DO THIS: Retype the listing that follows, exactly as written.

============

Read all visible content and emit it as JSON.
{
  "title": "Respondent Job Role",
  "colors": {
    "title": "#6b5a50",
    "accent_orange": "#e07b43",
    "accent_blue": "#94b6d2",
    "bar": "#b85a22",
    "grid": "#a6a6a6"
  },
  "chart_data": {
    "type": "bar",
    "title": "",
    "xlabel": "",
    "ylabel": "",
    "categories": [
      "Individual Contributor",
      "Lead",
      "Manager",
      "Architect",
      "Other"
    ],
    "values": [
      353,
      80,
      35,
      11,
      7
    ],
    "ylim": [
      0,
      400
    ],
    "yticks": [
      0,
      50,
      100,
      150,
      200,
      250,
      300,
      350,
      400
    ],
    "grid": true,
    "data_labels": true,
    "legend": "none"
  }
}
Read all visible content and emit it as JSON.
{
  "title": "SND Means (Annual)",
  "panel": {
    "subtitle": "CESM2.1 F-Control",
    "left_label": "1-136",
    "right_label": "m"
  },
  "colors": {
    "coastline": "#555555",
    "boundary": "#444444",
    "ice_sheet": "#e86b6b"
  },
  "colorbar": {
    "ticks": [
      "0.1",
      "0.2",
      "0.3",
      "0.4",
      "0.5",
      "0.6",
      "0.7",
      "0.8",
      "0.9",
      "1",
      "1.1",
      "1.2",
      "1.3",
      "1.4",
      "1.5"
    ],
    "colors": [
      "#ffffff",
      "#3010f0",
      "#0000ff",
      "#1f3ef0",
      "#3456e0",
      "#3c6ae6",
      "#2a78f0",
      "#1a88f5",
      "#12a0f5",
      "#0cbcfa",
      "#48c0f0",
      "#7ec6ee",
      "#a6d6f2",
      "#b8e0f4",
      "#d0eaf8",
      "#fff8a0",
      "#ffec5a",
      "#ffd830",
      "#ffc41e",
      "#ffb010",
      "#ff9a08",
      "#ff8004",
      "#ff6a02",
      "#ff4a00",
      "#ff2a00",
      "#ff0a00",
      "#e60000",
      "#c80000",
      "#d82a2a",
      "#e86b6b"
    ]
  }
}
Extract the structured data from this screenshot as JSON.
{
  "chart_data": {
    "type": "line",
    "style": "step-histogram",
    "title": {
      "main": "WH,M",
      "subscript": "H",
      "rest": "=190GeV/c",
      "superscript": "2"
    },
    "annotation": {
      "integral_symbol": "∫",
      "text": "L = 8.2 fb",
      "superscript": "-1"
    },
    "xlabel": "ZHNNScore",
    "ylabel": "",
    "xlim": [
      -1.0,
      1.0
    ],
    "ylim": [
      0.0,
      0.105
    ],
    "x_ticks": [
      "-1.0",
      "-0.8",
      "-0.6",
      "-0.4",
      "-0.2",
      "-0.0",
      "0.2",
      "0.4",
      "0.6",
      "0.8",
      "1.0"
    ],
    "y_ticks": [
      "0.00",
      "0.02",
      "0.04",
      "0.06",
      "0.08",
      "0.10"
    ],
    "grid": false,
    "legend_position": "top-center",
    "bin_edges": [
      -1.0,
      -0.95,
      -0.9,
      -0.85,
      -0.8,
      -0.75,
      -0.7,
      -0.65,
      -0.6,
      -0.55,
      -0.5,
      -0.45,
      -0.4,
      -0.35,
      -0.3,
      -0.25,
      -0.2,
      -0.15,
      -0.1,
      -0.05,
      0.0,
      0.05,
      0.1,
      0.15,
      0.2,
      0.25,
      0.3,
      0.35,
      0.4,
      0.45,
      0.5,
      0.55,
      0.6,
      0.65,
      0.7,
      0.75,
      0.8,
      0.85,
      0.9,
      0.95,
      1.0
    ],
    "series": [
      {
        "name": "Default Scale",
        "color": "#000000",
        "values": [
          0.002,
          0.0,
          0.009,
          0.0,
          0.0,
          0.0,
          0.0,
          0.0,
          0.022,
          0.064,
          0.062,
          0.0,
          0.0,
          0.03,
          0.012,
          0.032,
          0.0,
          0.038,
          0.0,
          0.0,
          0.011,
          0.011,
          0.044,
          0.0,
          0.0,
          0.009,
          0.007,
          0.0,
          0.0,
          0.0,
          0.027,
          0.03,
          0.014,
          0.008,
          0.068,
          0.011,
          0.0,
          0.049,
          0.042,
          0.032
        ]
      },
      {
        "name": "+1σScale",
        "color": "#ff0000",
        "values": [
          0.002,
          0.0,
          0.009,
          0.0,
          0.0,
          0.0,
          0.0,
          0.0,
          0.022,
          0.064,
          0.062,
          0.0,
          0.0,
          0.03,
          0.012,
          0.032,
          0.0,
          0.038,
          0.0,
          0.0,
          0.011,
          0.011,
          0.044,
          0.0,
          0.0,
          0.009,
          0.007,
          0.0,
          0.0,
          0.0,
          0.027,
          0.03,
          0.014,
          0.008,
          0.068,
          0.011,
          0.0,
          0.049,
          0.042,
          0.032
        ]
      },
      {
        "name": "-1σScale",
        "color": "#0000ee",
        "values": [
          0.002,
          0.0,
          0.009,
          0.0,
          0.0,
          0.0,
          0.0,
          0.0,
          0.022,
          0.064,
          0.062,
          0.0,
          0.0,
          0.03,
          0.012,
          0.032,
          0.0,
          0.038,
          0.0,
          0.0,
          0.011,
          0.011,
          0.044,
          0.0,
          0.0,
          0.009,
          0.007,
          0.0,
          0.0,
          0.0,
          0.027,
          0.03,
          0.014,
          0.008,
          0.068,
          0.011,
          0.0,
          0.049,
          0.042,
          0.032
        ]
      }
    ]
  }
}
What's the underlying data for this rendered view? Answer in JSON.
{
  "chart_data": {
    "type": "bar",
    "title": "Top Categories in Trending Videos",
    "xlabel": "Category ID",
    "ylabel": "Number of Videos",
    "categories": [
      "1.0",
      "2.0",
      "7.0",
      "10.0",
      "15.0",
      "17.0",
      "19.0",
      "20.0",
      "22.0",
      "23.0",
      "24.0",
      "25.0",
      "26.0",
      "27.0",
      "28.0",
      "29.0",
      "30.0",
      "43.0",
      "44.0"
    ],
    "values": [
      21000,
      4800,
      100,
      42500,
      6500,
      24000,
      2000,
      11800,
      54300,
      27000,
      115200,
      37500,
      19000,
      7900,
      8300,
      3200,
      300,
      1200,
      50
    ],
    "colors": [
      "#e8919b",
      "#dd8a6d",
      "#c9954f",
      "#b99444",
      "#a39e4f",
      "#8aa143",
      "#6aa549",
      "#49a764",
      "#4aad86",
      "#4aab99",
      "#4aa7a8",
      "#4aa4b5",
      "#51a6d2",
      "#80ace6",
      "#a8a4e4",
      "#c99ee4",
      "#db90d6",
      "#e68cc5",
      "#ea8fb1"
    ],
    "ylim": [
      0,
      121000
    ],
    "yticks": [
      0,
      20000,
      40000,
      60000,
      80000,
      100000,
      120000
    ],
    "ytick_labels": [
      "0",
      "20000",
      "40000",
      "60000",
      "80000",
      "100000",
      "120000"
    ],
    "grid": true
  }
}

============

REPLY:
Read all visible content and emit it as JSON.
{
  "title": "Respondent Job Role",
  "colors": {
    "title": "#6b5a50",
    "accent_orange": "#e07b43",
    "accent_blue": "#94b6d2",
    "bar": "#b85a22",
    "grid": "#a6a6a6"
  },
  "chart_data": {
    "type": "bar",
    "title": "",
    "xlabel": "",
    "ylabel": "",
    "categories": [
      "Individual Contributor",
      "Lead",
      "Manager",
      "Architect",
      "Other"
    ],
    "values": [
      353,
      80,
      35,
      11,
      7
    ],
    "ylim": [
      0,
      400
    ],
    "yticks": [
      0,
      50,
      100,
      150,
      200,
      250,
      300,
      350,
      400
    ],
    "grid": true,
    "data_labels": true,
    "legend": "none"
  }
}
Read all visible content and emit it as JSON.
{
  "title": "SND Means (Annual)",
  "panel": {
    "subtitle": "CESM2.1 F-Control",
    "left_label": "1-136",
    "right_label": "m"
  },
  "colors": {
    "coastline": "#555555",
    "boundary": "#444444",
    "ice_sheet": "#e86b6b"
  },
  "colorbar": {
    "ticks": [
      "0.1",
      "0.2",
      "0.3",
      "0.4",
      "0.5",
      "0.6",
      "0.7",
      "0.8",
      "0.9",
      "1",
      "1.1",
      "1.2",
      "1.3",
      "1.4",
      "1.5"
    ],
    "colors": [
      "#ffffff",
      "#3010f0",
      "#0000ff",
      "#1f3ef0",
      "#3456e0",
      "#3c6ae6",
      "#2a78f0",
      "#1a88f5",
      "#12a0f5",
      "#0cbcfa",
      "#48c0f0",
      "#7ec6ee",
      "#a6d6f2",
      "#b8e0f4",
      "#d0eaf8",
      "#fff8a0",
      "#ffec5a",
      "#ffd830",
      "#ffc41e",
      "#ffb010",
      "#ff9a08",
      "#ff8004",
      "#ff6a02",
      "#ff4a00",
      "#ff2a00",
      "#ff0a00",
      "#e60000",
      "#c80000",
      "#d82a2a",
      "#e86b6b"
    ]
  }
}
Extract the structured data from this screenshot as JSON.
{
  "chart_data": {
    "type": "line",
    "style": "step-histogram",
    "title": {
      "main": "WH,M",
      "subscript": "H",
      "rest": "=190GeV/c",
      "superscript": "2"
    },
    "annotation": {
      "integral_symbol": "∫",
      "text": "L = 8.2 fb",
      "superscript": "-1"
    },
    "xlabel": "ZHNNScore",
    "ylabel": "",
    "xlim": [
      -1.0,
      1.0
    ],
    "ylim": [
      0.0,
      0.105
    ],
    "x_ticks": [
      "-1.0",
      "-0.8",
      "-0.6",
      "-0.4",
      "-0.2",
      "-0.0",
      "0.2",
      "0.4",
      "0.6",
      "0.8",
      "1.0"
    ],
    "y_ticks": [
      "0.00",
      "0.02",
      "0.04",
      "0.06",
      "0.08",
      "0.10"
    ],
    "grid": false,
    "legend_position": "top-center",
    "bin_edges": [
      -1.0,
      -0.95,
      -0.9,
      -0.85,
      -0.8,
      -0.75,
      -0.7,
      -0.65,
      -0.6,
      -0.55,
      -0.5,
      -0.45,
      -0.4,
      -0.35,
      -0.3,
      -0.25,
      -0.2,
      -0.15,
      -0.1,
      -0.05,
      0.0,
      0.05,
      0.1,
      0.15,
      0.2,
      0.25,
      0.3,
      0.35,
      0.4,
      0.45,
      0.5,
      0.55,
      0.6,
      0.65,
      0.7,
      0.75,
      0.8,
      0.85,
      0.9,
      0.95,
      1.0
    ],
    "series": [
      {
        "name": "Default Scale",
        "color": "#000000",
        "values": [
          0.002,
          0.0,
          0.009,
          0.0,
          0.0,
          0.0,
          0.0,
          0.0,
          0.022,
          0.064,
          0.062,
          0.0,
          0.0,
          0.03,
          0.012,
          0.032,
          0.0,
          0.038,
          0.0,
          0.0,
          0.011,
          0.011,
          0.044,
          0.0,
          0.0,
          0.009,
          0.007,
          0.0,
          0.0,
          0.0,
          0.027,
          0.03,
          0.014,
          0.008,
          0.068,
          0.011,
          0.0,
          0.049,
          0.042,
          0.032
        ]
      },
      {
        "name": "+1σScale",
        "color": "#ff0000",
        "values": [
          0.002,
          0.0,
          0.009,
          0.0,
          0.0,
          0.0,
          0.0,
          0.0,
          0.022,
          0.064,
          0.062,
          0.0,
          0.0,
          0.03,
          0.012,
          0.032,
          0.0,
          0.038,
          0.0,
          0.0,
          0.011,
          0.011,
          0.044,
          0.0,
          0.0,
          0.009,
          0.007,
          0.0,
          0.0,
          0.0,
          0.027,
          0.03,
          0.014,
          0.008,
          0.068,
          0.011,
          0.0,
          0.049,
          0.042,
          0.032
        ]
      },
      {
        "name": "-1σScale",
        "color": "#0000ee",
        "values": [
          0.002,
          0.0,
          0.009,
          0.0,
          0.0,
          0.0,
          0.0,
          0.0,
          0.022,
          0.064,
          0.062,
          0.0,
          0.0,
          0.03,
          0.012,
          0.032,
          0.0,
          0.038,
          0.0,
          0.0,
          0.011,
          0.011,
          0.044,
          0.0,
          0.0,
          0.009,
          0.007,
          0.0,
          0.0,
          0.0,
          0.027,
          0.03,
          0.014,
          0.008,
          0.068,
          0.011,
          0.0,
          0.049,
          0.042,
          0.032
        ]
      }
    ]
  }
}
What's the underlying data for this rendered view? Answer in JSON.
{
  "chart_data": {
    "type": "bar",
    "title": "Top Categories in Trending Videos",
    "xlabel": "Category ID",
    "ylabel": "Number of Videos",
    "categories": [
      "1.0",
      "2.0",
      "7.0",
      "10.0",
      "15.0",
      "17.0",
      "19.0",
      "20.0",
      "22.0",
      "23.0",
      "24.0",
      "25.0",
      "26.0",
      "27.0",
      "28.0",
      "29.0",
      "30.0",
      "43.0",
      "44.0"
    ],
    "values": [
      21000,
      4800,
      100,
      42500,
      6500,
      24000,
      2000,
      11800,
      54300,
      27000,
      115200,
      37500,
      19000,
      7900,
      8300,
      3200,
      300,
      1200,
      50
    ],
    "colors": [
      "#e8919b",
      "#dd8a6d",
      "#c9954f",
      "#b99444",
      "#a39e4f",
      "#8aa143",
      "#6aa549",
      "#49a764",
      "#4aad86",
      "#4aab99",
      "#4aa7a8",
      "#4aa4b5",
      "#51a6d2",
      "#80ace6",
      "#a8a4e4",
      "#c99ee4",
      "#db90d6",
      "#e68cc5",
      "#ea8fb1"
    ],
    "ylim": [
      0,
      121000
    ],
    "yticks": [
      0,
      20000,
      40000,
      60000,
      80000,
      100000,
      120000
    ],
    "ytick_labels": [
      "0",
      "20000",
      "40000",
      "60000",
      "80000",
      "100000",
      "120000"
    ],
    "grid": true
  }
}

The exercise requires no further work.